[Description of the task]
Convert the listing below into a two-column CSV with the headers description and locations. Give one row for each description, with the description text in the first quoted field and its location lines in the second, and replace line breaks with spaces.

-- BEGIN --

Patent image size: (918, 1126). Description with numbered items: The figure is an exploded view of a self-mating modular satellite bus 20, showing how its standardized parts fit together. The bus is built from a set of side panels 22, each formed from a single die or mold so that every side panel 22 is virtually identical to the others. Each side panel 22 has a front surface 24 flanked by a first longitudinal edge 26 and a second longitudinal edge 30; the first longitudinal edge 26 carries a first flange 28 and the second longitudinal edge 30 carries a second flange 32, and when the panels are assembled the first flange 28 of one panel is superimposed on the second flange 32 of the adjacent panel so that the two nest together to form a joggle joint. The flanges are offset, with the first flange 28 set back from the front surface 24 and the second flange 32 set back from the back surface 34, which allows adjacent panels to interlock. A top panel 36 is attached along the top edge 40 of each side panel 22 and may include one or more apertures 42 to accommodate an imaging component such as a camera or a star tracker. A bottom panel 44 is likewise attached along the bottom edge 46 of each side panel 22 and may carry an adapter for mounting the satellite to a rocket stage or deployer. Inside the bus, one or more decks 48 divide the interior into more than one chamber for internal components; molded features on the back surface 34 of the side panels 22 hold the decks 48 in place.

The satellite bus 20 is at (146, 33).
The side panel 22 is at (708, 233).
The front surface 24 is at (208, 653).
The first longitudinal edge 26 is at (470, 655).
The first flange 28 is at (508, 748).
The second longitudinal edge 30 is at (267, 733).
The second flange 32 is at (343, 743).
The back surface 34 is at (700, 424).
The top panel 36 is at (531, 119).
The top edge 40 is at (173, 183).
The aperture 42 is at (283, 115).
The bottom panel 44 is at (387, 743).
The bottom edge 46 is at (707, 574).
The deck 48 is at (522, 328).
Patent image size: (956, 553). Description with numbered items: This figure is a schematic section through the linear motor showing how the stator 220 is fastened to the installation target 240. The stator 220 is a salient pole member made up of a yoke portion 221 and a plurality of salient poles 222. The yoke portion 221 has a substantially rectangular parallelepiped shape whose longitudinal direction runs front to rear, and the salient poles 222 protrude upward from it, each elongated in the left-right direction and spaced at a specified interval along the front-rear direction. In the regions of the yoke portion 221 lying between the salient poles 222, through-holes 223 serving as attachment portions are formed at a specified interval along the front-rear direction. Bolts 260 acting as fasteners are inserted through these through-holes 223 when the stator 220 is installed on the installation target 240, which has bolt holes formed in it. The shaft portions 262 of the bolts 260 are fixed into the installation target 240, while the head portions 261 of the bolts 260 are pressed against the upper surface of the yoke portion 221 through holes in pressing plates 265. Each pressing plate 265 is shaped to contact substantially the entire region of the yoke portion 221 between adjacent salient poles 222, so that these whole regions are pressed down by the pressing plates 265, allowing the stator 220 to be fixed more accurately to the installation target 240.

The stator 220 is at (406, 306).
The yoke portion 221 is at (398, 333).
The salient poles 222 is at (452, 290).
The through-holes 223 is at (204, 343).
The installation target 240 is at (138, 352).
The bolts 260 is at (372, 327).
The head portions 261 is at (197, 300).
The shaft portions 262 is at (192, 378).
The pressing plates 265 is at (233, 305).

-- END --

[Complete response]
description,locations
"Patent image size: (918, 1126). Description with numbered items: The figure is an exploded view of a self-mating modular satellite bus 20, showing how its standardized parts fit together. The bus is built from a set of side panels 22, each formed from a single die or mold so that every side panel 22 is virtually identical to the others. Each side panel 22 has a front surface 24 flanked by a first longitudinal edge 26 and a second longitudinal edge 30; the first longitudinal edge 26 carries a first flange 28 and the second longitudinal edge 30 carries a second flange 32, and when the panels are assembled the first flange 28 of one panel is superimposed on the second flange 32 of the adjacent panel so that the two nest together to form a joggle joint. The flanges are offset, with the first flange 28 set back from the front surface 24 and the second flange 32 set back from the back surface 34, which allows adjacent panels to interlock. A top panel 36 is attached along the top edge 40 of each side panel 22 and may include one or more apertures 42 to accommodate an imaging component such as a camera or a star tracker. A bottom panel 44 is likewise attached along the bottom edge 46 of each side panel 22 and may carry an adapter for mounting the satellite to a rocket stage or deployer. Inside the bus, one or more decks 48 divide the interior into more than one chamber for internal components; molded features on the back surface 34 of the side panels 22 hold the decks 48 in place.","The satellite bus 20 is at (146, 33). The side panel 22 is at (708, 233). The front surface 24 is at (208, 653). The first longitudinal edge 26 is at (470, 655). The first flange 28 is at (508, 748). The second longitudinal edge 30 is at (267, 733). The second flange 32 is at (343, 743). The back surface 34 is at (700, 424). The top panel 36 is at (531, 119). The top edge 40 is at (173, 183). The aperture 42 is at (283, 115). The bottom panel 44 is at (387, 743). The bottom edge 46 is at (707, 574). The deck 48 is at (522, 328)."
"Patent image size: (956, 553). Description with numbered items: This figure is a schematic section through the linear motor showing how the stator 220 is fastened to the installation target 240. The stator 220 is a salient pole member made up of a yoke portion 221 and a plurality of salient poles 222. The yoke portion 221 has a substantially rectangular parallelepiped shape whose longitudinal direction runs front to rear, and the salient poles 222 protrude upward from it, each elongated in the left-right direction and spaced at a specified interval along the front-rear direction. In the regions of the yoke portion 221 lying between the salient poles 222, through-holes 223 serving as attachment portions are formed at a specified interval along the front-rear direction. Bolts 260 acting as fasteners are inserted through these through-holes 223 when the stator 220 is installed on the installation target 240, which has bolt holes formed in it. The shaft portions 262 of the bolts 260 are fixed into the installation target 240, while the head portions 261 of the bolts 260 are pressed against the upper surface of the yoke portion 221 through holes in pressing plates 265. Each pressing plate 265 is shaped to contact substantially the entire region of the yoke portion 221 between adjacent salient poles 222, so that these whole regions are pressed down by the pressing plates 265, allowing the stator 220 to be fixed more accurately to the installation target 240.","The stator 220 is at (406, 306). The yoke portion 221 is at (398, 333). The salient poles 222 is at (452, 290). The through-holes 223 is at (204, 343). The installation target 240 is at (138, 352). The bolts 260 is at (372, 327). The head portions 261 is at (197, 300). The shaft portions 262 is at (192, 378). The pressing plates 265 is at (233, 305)."